▸ **Exercise details**: Reproduce the records below in their entirety, character for character.

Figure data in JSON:
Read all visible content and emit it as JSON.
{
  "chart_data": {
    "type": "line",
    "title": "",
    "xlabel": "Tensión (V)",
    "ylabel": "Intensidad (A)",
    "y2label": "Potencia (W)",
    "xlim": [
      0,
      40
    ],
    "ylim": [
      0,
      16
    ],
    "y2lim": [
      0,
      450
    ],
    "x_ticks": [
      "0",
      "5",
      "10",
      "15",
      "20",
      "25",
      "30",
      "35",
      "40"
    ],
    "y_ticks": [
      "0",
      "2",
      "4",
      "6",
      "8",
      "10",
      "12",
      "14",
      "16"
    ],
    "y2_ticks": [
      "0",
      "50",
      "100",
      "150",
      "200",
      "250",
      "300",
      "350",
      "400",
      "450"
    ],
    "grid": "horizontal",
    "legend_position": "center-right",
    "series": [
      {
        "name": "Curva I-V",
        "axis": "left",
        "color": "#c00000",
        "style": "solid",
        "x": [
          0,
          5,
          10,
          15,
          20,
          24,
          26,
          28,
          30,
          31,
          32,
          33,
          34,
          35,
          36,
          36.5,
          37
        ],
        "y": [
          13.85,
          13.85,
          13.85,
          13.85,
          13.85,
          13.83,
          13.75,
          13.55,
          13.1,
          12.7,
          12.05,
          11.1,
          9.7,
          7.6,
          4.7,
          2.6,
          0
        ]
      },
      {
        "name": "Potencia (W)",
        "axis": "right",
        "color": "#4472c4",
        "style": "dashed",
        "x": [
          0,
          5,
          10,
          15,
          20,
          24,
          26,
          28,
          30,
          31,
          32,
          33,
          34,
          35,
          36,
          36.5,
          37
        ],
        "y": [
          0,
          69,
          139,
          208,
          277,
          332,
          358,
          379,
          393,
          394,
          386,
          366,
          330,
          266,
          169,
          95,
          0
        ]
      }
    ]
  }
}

▸ **Exercise result**:
Read all visible content and emit it as JSON.
{
  "chart_data": {
    "type": "line",
    "title": "",
    "xlabel": "Tensión (V)",
    "ylabel": "Intensidad (A)",
    "y2label": "Potencia (W)",
    "xlim": [
      0,
      40
    ],
    "ylim": [
      0,
      16
    ],
    "y2lim": [
      0,
      450
    ],
    "x_ticks": [
      "0",
      "5",
      "10",
      "15",
      "20",
      "25",
      "30",
      "35",
      "40"
    ],
    "y_ticks": [
      "0",
      "2",
      "4",
      "6",
      "8",
      "10",
      "12",
      "14",
      "16"
    ],
    "y2_ticks": [
      "0",
      "50",
      "100",
      "150",
      "200",
      "250",
      "300",
      "350",
      "400",
      "450"
    ],
    "grid": "horizontal",
    "legend_position": "center-right",
    "series": [
      {
        "name": "Curva I-V",
        "axis": "left",
        "color": "#c00000",
        "style": "solid",
        "x": [
          0,
          5,
          10,
          15,
          20,
          24,
          26,
          28,
          30,
          31,
          32,
          33,
          34,
          35,
          36,
          36.5,
          37
        ],
        "y": [
          13.85,
          13.85,
          13.85,
          13.85,
          13.85,
          13.83,
          13.75,
          13.55,
          13.1,
          12.7,
          12.05,
          11.1,
          9.7,
          7.6,
          4.7,
          2.6,
          0
        ]
      },
      {
        "name": "Potencia (W)",
        "axis": "right",
        "color": "#4472c4",
        "style": "dashed",
        "x": [
          0,
          5,
          10,
          15,
          20,
          24,
          26,
          28,
          30,
          31,
          32,
          33,
          34,
          35,
          36,
          36.5,
          37
        ],
        "y": [
          0,
          69,
          139,
          208,
          277,
          332,
          358,
          379,
          393,
          394,
          386,
          366,
          330,
          266,
          169,
          95,
          0
        ]
      }
    ]
  }
}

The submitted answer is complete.